Set exercise:
Could you print the material from its start through the line that contains "side-clips: [189, 149, 411, 251]", with both of those ends included, reproducing each line exactly?
****
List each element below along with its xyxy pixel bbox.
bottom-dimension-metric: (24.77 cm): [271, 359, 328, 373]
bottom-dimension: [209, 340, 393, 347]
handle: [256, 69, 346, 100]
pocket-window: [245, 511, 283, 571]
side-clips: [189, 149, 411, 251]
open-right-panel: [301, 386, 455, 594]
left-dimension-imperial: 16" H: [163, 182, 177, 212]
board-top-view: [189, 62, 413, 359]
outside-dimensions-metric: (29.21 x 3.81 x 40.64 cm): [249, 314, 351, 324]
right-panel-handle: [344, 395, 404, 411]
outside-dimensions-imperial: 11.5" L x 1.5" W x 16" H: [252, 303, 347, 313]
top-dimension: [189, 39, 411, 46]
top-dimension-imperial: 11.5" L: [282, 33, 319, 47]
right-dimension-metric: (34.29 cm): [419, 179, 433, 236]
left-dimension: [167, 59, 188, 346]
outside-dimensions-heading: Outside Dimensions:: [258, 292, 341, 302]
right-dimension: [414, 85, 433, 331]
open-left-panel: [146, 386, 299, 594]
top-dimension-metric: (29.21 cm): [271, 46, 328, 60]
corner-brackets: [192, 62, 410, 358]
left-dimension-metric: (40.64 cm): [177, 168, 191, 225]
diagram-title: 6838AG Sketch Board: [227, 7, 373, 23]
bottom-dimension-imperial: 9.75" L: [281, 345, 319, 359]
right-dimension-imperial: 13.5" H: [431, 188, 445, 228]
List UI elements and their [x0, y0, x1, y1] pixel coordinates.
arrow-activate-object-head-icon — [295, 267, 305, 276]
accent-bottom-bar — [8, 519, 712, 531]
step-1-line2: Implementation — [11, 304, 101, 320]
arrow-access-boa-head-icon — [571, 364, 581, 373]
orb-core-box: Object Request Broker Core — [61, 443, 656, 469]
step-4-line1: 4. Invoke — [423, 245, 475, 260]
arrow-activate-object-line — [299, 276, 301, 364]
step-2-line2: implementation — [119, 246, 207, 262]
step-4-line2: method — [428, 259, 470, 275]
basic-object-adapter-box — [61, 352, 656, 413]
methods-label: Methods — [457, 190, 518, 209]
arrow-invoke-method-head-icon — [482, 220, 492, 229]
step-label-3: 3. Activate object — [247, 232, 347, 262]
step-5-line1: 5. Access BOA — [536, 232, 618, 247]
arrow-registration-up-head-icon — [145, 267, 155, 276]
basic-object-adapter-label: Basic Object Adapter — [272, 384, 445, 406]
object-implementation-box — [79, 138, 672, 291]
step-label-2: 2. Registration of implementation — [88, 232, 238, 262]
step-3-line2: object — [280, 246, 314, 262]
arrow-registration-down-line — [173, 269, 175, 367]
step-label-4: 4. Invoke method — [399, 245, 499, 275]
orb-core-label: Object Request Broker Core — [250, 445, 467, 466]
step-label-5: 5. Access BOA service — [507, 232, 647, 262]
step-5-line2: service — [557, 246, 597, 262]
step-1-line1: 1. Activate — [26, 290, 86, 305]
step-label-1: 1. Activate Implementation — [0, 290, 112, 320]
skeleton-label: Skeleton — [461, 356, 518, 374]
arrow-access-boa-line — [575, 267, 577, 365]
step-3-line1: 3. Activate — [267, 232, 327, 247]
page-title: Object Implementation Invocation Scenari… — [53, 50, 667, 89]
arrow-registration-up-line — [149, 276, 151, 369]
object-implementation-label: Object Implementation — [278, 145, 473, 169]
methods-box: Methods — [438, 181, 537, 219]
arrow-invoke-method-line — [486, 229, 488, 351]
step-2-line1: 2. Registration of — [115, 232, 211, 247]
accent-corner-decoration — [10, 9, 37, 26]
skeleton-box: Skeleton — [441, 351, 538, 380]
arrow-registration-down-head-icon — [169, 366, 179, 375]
****
Answer to this exercise:
List each element below along with its xyxy pixel bbox.
bottom-dimension-metric: (24.77 cm): [271, 359, 328, 373]
bottom-dimension: [209, 340, 393, 347]
handle: [256, 69, 346, 100]
pocket-window: [245, 511, 283, 571]
side-clips: [189, 149, 411, 251]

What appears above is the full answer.